--- DATASET ---

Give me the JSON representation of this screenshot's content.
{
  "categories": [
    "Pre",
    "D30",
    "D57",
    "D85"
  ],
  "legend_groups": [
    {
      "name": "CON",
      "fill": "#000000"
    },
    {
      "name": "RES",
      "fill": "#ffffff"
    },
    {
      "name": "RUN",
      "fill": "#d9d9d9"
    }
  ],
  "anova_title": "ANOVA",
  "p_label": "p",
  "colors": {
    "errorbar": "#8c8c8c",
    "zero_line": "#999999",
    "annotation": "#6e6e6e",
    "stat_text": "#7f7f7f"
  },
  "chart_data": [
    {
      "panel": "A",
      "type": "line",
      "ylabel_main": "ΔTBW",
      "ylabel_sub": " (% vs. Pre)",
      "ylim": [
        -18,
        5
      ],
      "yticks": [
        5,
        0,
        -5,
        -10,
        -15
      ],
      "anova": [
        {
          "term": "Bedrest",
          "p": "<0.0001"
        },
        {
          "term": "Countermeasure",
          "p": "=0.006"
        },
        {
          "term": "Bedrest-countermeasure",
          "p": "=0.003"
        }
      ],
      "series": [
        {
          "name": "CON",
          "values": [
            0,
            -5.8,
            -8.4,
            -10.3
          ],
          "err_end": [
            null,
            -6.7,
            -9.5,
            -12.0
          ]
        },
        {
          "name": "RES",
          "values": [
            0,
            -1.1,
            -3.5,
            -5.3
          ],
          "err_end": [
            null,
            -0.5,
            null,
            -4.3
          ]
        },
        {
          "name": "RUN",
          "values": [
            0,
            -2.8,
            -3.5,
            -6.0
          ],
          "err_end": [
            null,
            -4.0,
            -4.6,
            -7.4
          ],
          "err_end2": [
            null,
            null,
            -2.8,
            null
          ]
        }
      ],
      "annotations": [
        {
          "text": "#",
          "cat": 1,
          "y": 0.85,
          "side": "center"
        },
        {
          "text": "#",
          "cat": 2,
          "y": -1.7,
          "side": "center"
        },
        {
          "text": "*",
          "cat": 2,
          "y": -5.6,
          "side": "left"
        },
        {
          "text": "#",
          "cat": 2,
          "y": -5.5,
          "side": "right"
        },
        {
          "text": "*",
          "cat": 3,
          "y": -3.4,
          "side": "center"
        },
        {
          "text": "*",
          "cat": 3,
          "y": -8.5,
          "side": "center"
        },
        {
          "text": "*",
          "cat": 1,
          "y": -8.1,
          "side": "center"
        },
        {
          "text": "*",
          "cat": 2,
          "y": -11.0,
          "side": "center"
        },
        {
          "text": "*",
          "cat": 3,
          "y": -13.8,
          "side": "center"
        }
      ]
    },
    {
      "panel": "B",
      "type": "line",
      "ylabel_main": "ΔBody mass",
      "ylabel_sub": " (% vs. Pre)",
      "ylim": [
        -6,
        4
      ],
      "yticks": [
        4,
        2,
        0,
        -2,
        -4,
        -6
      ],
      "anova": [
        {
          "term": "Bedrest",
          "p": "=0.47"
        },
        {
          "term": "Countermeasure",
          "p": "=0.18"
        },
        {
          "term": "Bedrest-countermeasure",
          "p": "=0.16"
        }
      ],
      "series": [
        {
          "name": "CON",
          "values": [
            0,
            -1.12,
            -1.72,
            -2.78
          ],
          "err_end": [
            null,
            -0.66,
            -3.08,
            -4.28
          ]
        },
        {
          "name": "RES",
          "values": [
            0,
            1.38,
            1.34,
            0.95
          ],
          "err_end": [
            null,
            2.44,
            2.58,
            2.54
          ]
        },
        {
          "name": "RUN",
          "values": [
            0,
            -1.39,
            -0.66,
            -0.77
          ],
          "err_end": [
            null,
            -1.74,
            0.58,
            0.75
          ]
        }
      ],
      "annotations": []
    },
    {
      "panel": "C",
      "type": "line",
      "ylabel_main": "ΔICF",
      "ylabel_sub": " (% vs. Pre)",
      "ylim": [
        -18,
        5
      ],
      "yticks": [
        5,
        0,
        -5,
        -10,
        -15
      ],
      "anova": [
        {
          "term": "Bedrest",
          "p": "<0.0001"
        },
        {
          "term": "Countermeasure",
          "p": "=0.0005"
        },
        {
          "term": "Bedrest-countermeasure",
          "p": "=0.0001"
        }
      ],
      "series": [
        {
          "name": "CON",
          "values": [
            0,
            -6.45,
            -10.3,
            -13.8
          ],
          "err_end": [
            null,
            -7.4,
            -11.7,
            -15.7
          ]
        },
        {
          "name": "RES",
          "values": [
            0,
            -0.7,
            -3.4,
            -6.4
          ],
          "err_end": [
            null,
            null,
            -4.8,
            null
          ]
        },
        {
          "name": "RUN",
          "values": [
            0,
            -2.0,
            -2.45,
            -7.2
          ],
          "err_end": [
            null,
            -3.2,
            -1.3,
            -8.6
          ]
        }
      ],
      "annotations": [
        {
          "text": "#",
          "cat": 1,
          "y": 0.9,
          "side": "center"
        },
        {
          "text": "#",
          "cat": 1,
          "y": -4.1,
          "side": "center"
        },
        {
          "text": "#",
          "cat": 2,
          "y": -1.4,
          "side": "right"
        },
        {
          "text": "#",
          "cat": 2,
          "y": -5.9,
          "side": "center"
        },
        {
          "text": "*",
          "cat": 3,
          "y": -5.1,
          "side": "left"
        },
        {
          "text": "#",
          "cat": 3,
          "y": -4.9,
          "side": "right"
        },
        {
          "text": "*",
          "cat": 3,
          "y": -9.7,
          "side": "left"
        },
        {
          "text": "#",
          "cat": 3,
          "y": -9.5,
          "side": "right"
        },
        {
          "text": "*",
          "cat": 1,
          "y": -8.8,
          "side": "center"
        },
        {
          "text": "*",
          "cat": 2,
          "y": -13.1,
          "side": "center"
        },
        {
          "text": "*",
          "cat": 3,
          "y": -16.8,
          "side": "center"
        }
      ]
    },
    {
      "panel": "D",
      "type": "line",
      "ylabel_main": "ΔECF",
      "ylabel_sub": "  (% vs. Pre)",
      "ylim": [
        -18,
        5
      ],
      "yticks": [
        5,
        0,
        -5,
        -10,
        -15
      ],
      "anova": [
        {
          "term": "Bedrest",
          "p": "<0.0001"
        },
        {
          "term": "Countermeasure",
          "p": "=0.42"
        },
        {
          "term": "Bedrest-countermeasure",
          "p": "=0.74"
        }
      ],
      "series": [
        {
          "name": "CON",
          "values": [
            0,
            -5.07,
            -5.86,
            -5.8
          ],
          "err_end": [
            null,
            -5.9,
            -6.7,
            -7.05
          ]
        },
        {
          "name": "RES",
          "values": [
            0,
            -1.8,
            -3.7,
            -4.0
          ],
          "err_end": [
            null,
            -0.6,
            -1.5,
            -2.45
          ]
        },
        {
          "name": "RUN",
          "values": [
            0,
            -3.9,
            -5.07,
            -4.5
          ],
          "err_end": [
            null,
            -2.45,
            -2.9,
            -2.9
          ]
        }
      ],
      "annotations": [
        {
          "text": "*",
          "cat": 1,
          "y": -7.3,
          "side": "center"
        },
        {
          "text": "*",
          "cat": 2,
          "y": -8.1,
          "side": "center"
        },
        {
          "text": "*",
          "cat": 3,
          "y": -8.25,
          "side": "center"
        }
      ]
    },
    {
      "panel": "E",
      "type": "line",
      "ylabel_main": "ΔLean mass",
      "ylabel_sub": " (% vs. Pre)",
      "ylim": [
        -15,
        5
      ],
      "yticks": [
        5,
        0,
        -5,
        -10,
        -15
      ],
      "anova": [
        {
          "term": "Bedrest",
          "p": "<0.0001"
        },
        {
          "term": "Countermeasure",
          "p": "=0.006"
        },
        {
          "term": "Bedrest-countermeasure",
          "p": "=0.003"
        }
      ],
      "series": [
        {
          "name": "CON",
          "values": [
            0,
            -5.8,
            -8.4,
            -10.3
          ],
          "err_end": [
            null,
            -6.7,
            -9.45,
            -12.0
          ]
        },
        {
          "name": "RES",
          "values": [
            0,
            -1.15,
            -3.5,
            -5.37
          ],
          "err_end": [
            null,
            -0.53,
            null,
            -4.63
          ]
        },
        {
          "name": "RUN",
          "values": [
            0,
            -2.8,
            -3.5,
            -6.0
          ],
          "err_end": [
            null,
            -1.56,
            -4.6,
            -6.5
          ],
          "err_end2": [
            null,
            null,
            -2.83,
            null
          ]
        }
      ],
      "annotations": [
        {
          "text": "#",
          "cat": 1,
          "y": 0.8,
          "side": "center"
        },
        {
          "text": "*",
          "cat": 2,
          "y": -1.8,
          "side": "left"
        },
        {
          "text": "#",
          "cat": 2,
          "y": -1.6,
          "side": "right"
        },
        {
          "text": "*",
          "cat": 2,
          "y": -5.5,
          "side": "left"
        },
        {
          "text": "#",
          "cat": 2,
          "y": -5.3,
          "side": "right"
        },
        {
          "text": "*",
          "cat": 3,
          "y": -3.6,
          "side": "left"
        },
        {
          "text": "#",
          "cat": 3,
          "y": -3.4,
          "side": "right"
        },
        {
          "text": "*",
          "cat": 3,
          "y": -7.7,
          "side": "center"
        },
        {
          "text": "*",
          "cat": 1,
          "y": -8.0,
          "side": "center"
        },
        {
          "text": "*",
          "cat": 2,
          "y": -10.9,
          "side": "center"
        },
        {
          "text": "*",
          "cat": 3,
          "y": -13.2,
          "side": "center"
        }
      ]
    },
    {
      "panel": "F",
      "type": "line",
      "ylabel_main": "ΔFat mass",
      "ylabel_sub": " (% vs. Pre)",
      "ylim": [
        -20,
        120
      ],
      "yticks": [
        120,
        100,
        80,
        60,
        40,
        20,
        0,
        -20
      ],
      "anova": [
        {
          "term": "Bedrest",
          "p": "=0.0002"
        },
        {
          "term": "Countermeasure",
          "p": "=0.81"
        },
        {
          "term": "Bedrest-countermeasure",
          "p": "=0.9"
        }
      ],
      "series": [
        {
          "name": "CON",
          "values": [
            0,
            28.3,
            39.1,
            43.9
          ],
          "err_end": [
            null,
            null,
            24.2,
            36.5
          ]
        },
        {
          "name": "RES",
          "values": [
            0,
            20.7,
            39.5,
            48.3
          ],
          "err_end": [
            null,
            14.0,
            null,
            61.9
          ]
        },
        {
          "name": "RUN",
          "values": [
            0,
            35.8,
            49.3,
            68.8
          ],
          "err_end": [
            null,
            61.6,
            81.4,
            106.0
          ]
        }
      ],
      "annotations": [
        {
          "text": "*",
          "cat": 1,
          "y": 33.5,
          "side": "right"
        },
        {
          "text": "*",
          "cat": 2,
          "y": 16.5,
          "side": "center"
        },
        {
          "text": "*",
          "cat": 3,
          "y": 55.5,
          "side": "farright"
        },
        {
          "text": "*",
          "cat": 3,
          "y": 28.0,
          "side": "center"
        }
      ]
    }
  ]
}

---

## TASK DESCRIPTION
Find the lines containing "panel" and list every one of them.

## RESULT BELOW
      "panel": "A",
      "panel": "B",
      "panel": "C",
      "panel": "D",
      "panel": "E",
      "panel": "F",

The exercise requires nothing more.